### TASK BRIEF:
Below are the records; locate each line with the word "Show" and copy it.

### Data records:
====
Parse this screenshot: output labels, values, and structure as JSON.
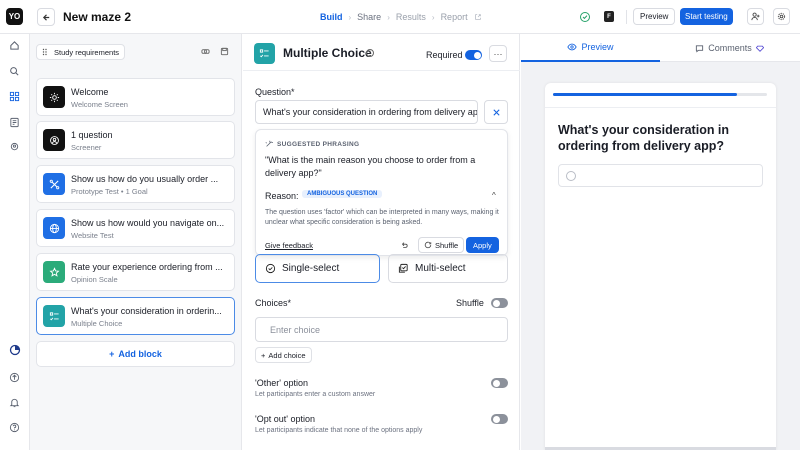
{
  "app": {
    "logo_text": "YO",
    "project_title": "New maze 2"
  },
  "steps": [
    {
      "label": "Build",
      "state": "active"
    },
    {
      "label": "Share",
      "state": "enabled"
    },
    {
      "label": "Results",
      "state": "disabled"
    },
    {
      "label": "Report",
      "state": "disabled"
    }
  ],
  "topbar": {
    "preview_label": "Preview",
    "start_label": "Start testing",
    "f_badge": "F"
  },
  "sidebar": {
    "study_requirements": "Study requirements"
  },
  "blocks": [
    {
      "title": "Welcome",
      "subtitle": "Welcome Screen",
      "icon": "sun-icon",
      "color": "#111111"
    },
    {
      "title": "1 question",
      "subtitle": "Screener",
      "icon": "screener-icon",
      "color": "#111111"
    },
    {
      "title": "Show us how do you usually order ...",
      "subtitle": "Prototype Test • 1 Goal",
      "icon": "prototype-icon",
      "color": "#1f6fe5"
    },
    {
      "title": "Show us how would you navigate on...",
      "subtitle": "Website Test",
      "icon": "globe-icon",
      "color": "#1f6fe5"
    },
    {
      "title": "Rate your experience ordering from ...",
      "subtitle": "Opinion Scale",
      "icon": "star-icon",
      "color": "#2bab7a"
    },
    {
      "title": "What's your consideration in orderin...",
      "subtitle": "Multiple Choice",
      "icon": "list-icon",
      "color": "#22a3a7"
    }
  ],
  "add_block_label": "Add block",
  "editor": {
    "title": "Multiple Choice",
    "required_label": "Required",
    "question_label": "Question*",
    "question_value": "What's your consideration in ordering from delivery app?",
    "suggestion": {
      "heading": "SUGGESTED PHRASING",
      "text": "\"What is the main reason you choose to order from a delivery app?\"",
      "reason_label": "Reason:",
      "reason_badge": "AMBIGUOUS QUESTION",
      "explanation": "The question uses 'factor' which can be interpreted in many ways, making it unclear what specific consideration is being asked.",
      "feedback_label": "Give feedback",
      "shuffle_label": "Shuffle",
      "apply_label": "Apply"
    },
    "single_select": "Single-select",
    "multi_select": "Multi-select",
    "choices_label": "Choices*",
    "shuffle_label": "Shuffle",
    "choice_placeholder": "Enter choice",
    "add_choice_label": "Add choice",
    "other_option": {
      "title": "'Other' option",
      "subtitle": "Let participants enter a custom answer"
    },
    "optout_option": {
      "title": "'Opt out' option",
      "subtitle": "Let participants indicate that none of the options apply"
    }
  },
  "preview": {
    "tab_preview": "Preview",
    "tab_comments": "Comments",
    "question": "What's your consideration in ordering from delivery app?",
    "progress": 0.86
  },
  "colors": {
    "accent": "#1463e0",
    "mc_teal": "#22a3a7"
  }
}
====
### TASK ANSWER:
      "title": "Show us how do you usually order ...",
      "title": "Show us how would you navigate on...",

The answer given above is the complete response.